[start]

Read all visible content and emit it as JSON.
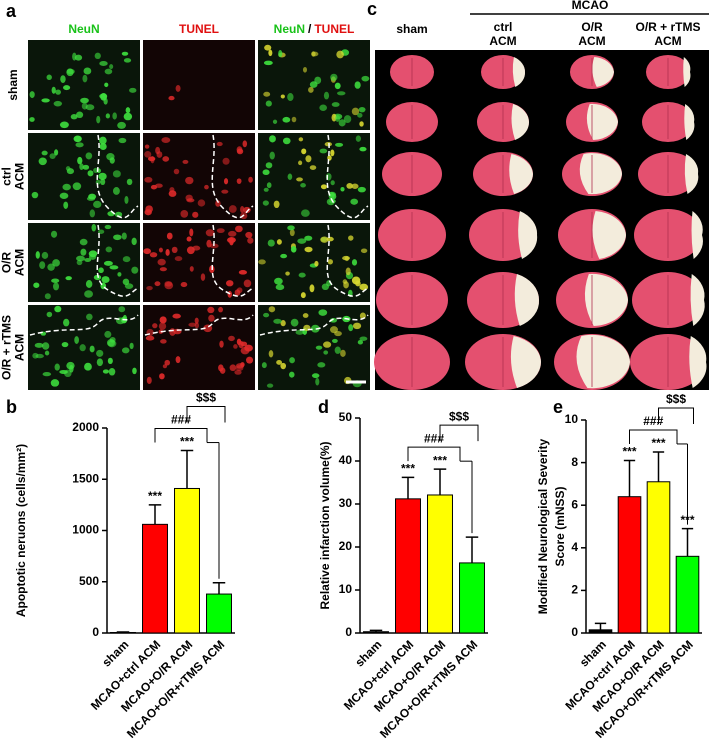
{
  "panel_a": {
    "label": "a",
    "column_titles": [
      "NeuN",
      "TUNEL"
    ],
    "merged_title": [
      "NeuN",
      "/",
      "TUNEL"
    ],
    "row_labels": [
      [
        "sham"
      ],
      [
        "ctrl",
        "ACM"
      ],
      [
        "O/R",
        "ACM"
      ],
      [
        "O/R + rTMS",
        "ACM"
      ]
    ]
  },
  "panel_c": {
    "label": "c",
    "group": "MCAO",
    "column_labels": [
      [
        "sham"
      ],
      [
        "ctrl",
        "ACM"
      ],
      [
        "O/R",
        "ACM"
      ],
      [
        "O/R + rTMS",
        "ACM"
      ]
    ]
  },
  "chart_data": [
    {
      "type": "bar",
      "panel": "b",
      "ylabel": [
        "Apoptotic neruons (cells/mm²)"
      ],
      "categories": [
        "sham",
        "MCAO+ctrl ACM",
        "MCAO+O/R ACM",
        "MCAO+O/R+rTMS ACM"
      ],
      "values": [
        5,
        1060,
        1410,
        380
      ],
      "errors": [
        5,
        190,
        370,
        110
      ],
      "colors": [
        "#000000",
        "#ff0000",
        "#ffff00",
        "#00ff00"
      ],
      "bar_labels": [
        null,
        "***",
        "***",
        null
      ],
      "brackets": [
        "###",
        "$$$"
      ],
      "ylim": [
        0,
        2000
      ],
      "yticks": [
        0,
        500,
        1000,
        1500,
        2000
      ]
    },
    {
      "type": "bar",
      "panel": "d",
      "ylabel": [
        "Relative infarction volume(%)"
      ],
      "categories": [
        "sham",
        "MCAO+ctrl ACM",
        "MCAO+O/R ACM",
        "MCAO+O/R+rTMS ACM"
      ],
      "values": [
        0.3,
        31.2,
        32.1,
        16.3
      ],
      "errors": [
        0.3,
        5,
        6,
        6
      ],
      "colors": [
        "#000000",
        "#ff0000",
        "#ffff00",
        "#00ff00"
      ],
      "bar_labels": [
        null,
        "***",
        "***",
        null
      ],
      "brackets": [
        "###",
        "$$$"
      ],
      "ylim": [
        0,
        50
      ],
      "yticks": [
        0,
        10,
        20,
        30,
        40,
        50
      ]
    },
    {
      "type": "bar",
      "panel": "e",
      "ylabel": [
        "Modified Neurological Severity",
        "Score (mNSS)"
      ],
      "categories": [
        "sham",
        "MCAO+ctrl ACM",
        "MCAO+O/R ACM",
        "MCAO+O/R+rTMS ACM"
      ],
      "values": [
        0.15,
        6.4,
        7.1,
        3.6
      ],
      "errors": [
        0.3,
        1.7,
        1.4,
        1.3
      ],
      "colors": [
        "#000000",
        "#ff0000",
        "#ffff00",
        "#00ff00"
      ],
      "bar_labels": [
        null,
        "***",
        "***",
        "***"
      ],
      "brackets": [
        "###",
        "$$$"
      ],
      "ylim": [
        0,
        10
      ],
      "yticks": [
        0,
        2,
        4,
        6,
        8,
        10
      ]
    }
  ]
}
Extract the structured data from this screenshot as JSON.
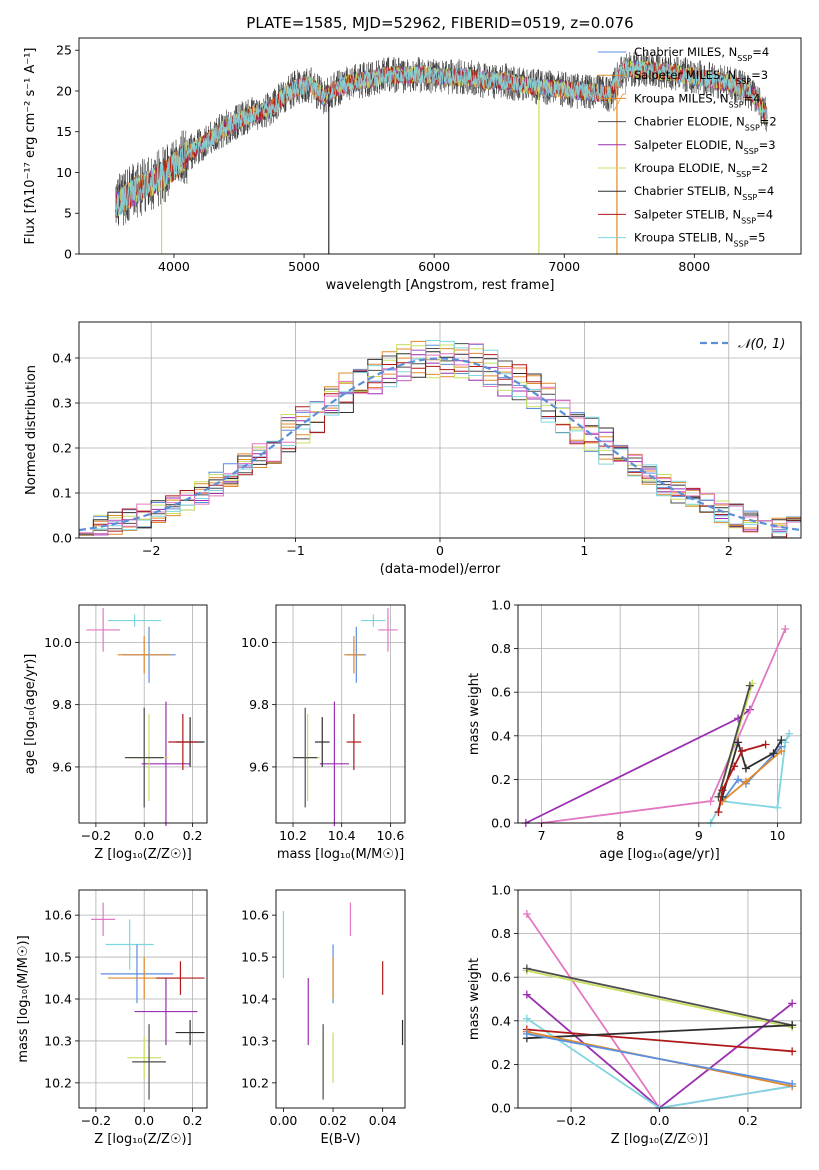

[end]

* _DIRECTIONS FOR THIS TASK_
Repeat the listing verbatim. Skip the pictures.

* _FINAL RESULT_
Read all visible content and emit it as JSON.
{
  "panel_a": {
    "label": "a",
    "column_titles": [
      "NeuN",
      "TUNEL"
    ],
    "merged_title": [
      "NeuN",
      "/",
      "TUNEL"
    ],
    "row_labels": [
      [
        "sham"
      ],
      [
        "ctrl",
        "ACM"
      ],
      [
        "O/R",
        "ACM"
      ],
      [
        "O/R + rTMS",
        "ACM"
      ]
    ]
  },
  "panel_c": {
    "label": "c",
    "group": "MCAO",
    "column_labels": [
      [
        "sham"
      ],
      [
        "ctrl",
        "ACM"
      ],
      [
        "O/R",
        "ACM"
      ],
      [
        "O/R + rTMS",
        "ACM"
      ]
    ]
  },
  "chart_data": [
    {
      "type": "bar",
      "panel": "b",
      "ylabel": [
        "Apoptotic neruons (cells/mm²)"
      ],
      "categories": [
        "sham",
        "MCAO+ctrl ACM",
        "MCAO+O/R ACM",
        "MCAO+O/R+rTMS ACM"
      ],
      "values": [
        5,
        1060,
        1410,
        380
      ],
      "errors": [
        5,
        190,
        370,
        110
      ],
      "colors": [
        "#000000",
        "#ff0000",
        "#ffff00",
        "#00ff00"
      ],
      "bar_labels": [
        null,
        "***",
        "***",
        null
      ],
      "brackets": [
        "###",
        "$$$"
      ],
      "ylim": [
        0,
        2000
      ],
      "yticks": [
        0,
        500,
        1000,
        1500,
        2000
      ]
    },
    {
      "type": "bar",
      "panel": "d",
      "ylabel": [
        "Relative infarction volume(%)"
      ],
      "categories": [
        "sham",
        "MCAO+ctrl ACM",
        "MCAO+O/R ACM",
        "MCAO+O/R+rTMS ACM"
      ],
      "values": [
        0.3,
        31.2,
        32.1,
        16.3
      ],
      "errors": [
        0.3,
        5,
        6,
        6
      ],
      "colors": [
        "#000000",
        "#ff0000",
        "#ffff00",
        "#00ff00"
      ],
      "bar_labels": [
        null,
        "***",
        "***",
        null
      ],
      "brackets": [
        "###",
        "$$$"
      ],
      "ylim": [
        0,
        50
      ],
      "yticks": [
        0,
        10,
        20,
        30,
        40,
        50
      ]
    },
    {
      "type": "bar",
      "panel": "e",
      "ylabel": [
        "Modified Neurological Severity",
        "Score (mNSS)"
      ],
      "categories": [
        "sham",
        "MCAO+ctrl ACM",
        "MCAO+O/R ACM",
        "MCAO+O/R+rTMS ACM"
      ],
      "values": [
        0.15,
        6.4,
        7.1,
        3.6
      ],
      "errors": [
        0.3,
        1.7,
        1.4,
        1.3
      ],
      "colors": [
        "#000000",
        "#ff0000",
        "#ffff00",
        "#00ff00"
      ],
      "bar_labels": [
        null,
        "***",
        "***",
        "***"
      ],
      "brackets": [
        "###",
        "$$$"
      ],
      "ylim": [
        0,
        10
      ],
      "yticks": [
        0,
        2,
        4,
        6,
        8,
        10
      ]
    }
  ]
}
Extract the structured data from this screenshot as JSON.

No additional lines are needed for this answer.